### TEXTE DE RÉFÉRENCE
La situation pour Tesla est tendue, car l’entreprise d’Elon Musk se retrouve au cœur d’un procès concernant un accident impliquant l’Autopilot. Cet événement pourrait marquer un tournant majeur dans l’histoire de la société.
Aujourd’hui, 14 juillet, commence un procès déterminant pour Tesla. Le constructeur automobile doit faire face à la famille d’une victime suite à un accident tragique survenu en 2019, lorsque qu’un Model S avec l’Autopilot activé a été impliqué. Cet incident a causé un décès et des blessures graves.
Un procès à enjeu majeur
Bien que les véhicules de la marque soient déjà liés à divers accidents et fassent l’objet d’enquêtes fédérales, cette affaire est d’une importance capitale : il s’agit du premier procès relatif à l’Autopilot jugé par un jury aux États-Unis.
À la différence des cas précédents qui se sont souvent réglés à l’amiable ou ont été classés, ce procès pourrait établir un précédent juridique aux conséquences significatives pour Tesla. L’entreprise cherche à éviter cette issue, surtout en cette période difficile marquée par une baisse considérable de ses ventes.
Le drame remonte au 25 avril 2019, lorsque George McGee, un cadre d’un fonds d’investissement, rentrait chez lui au volant de sa Tesla. Pendant un appel avec American Airlines, son téléphone est tombé de sa main, et en se penchant pour le ramasser, il a perdu de vue la route à l’approche d’un carrefour.
Résultat, la voiture est entrée en collision à plus de 110 km/h avec un SUV stationné, tuant sur le coup Naibel Benavides, 22 ans, dont le corps a été retrouvé 22 mètres plus loin, tandis que son compagnon, Dillon Angulo, a obtenu des blessures graves mais a survécu. Les plaignants soutiennent que l’Autopilot aurait dû freiner ou prévenir le conducteur lorsqu’il a détecté l’obstacle.

### OBJECTIF VISÉ
Répondez à ces questions sur l'article consacré au procès de Tesla :
1. Quel jour commence le procès ?
2. Pourquoi cette affaire est-elle d'une importance capitale ?
3. À quelle vitesse la voiture a-t-elle percuté le SUV stationné ?
Les items ci-dessous proviennent d'une autre source.

### DONNÉES FOURNIES
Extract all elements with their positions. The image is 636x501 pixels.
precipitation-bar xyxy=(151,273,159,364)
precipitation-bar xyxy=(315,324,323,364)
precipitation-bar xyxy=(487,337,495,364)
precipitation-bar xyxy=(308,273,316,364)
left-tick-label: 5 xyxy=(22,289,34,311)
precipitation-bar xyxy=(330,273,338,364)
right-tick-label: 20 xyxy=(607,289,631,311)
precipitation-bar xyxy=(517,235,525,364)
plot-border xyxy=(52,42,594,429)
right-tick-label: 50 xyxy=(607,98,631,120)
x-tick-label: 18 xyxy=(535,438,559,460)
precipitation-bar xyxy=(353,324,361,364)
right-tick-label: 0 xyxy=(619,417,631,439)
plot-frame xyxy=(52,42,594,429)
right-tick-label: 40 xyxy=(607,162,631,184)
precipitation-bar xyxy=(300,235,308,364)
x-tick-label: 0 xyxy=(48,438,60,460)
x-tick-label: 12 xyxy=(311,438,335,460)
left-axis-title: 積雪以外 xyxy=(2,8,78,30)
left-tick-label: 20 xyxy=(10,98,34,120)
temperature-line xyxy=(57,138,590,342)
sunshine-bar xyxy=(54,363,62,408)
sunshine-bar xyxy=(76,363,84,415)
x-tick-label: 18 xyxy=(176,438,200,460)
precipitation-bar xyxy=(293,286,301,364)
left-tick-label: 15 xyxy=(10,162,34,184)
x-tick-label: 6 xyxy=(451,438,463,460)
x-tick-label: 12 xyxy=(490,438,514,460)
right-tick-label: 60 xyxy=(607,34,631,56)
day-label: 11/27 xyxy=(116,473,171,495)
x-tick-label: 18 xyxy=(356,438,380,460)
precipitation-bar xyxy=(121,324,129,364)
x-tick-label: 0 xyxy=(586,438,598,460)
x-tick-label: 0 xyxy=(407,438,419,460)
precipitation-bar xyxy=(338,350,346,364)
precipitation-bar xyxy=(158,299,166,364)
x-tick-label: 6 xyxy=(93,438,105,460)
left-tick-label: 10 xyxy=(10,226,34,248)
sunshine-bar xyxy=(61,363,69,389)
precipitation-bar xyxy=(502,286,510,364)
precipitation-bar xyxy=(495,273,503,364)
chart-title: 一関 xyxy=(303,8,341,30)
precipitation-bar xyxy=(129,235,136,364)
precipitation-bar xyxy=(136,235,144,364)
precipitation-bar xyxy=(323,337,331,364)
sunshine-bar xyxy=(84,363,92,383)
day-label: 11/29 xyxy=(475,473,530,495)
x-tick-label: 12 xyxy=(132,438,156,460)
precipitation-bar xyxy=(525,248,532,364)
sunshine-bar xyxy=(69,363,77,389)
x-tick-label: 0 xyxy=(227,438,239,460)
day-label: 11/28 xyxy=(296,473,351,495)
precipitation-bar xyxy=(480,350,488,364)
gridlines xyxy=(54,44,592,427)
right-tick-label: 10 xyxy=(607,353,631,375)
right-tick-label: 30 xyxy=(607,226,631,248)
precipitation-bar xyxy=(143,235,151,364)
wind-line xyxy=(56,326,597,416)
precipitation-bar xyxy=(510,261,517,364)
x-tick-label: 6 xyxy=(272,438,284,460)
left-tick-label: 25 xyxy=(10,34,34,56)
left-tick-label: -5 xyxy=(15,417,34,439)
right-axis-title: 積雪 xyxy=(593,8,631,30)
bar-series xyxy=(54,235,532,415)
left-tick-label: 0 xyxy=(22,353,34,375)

### CORRIGÉ PROPOSÉ
1. Le 14 juillet.
2. C'est le premier procès relatif à l'Autopilot jugé par un jury aux États-Unis.
3. À plus de 110 km/h.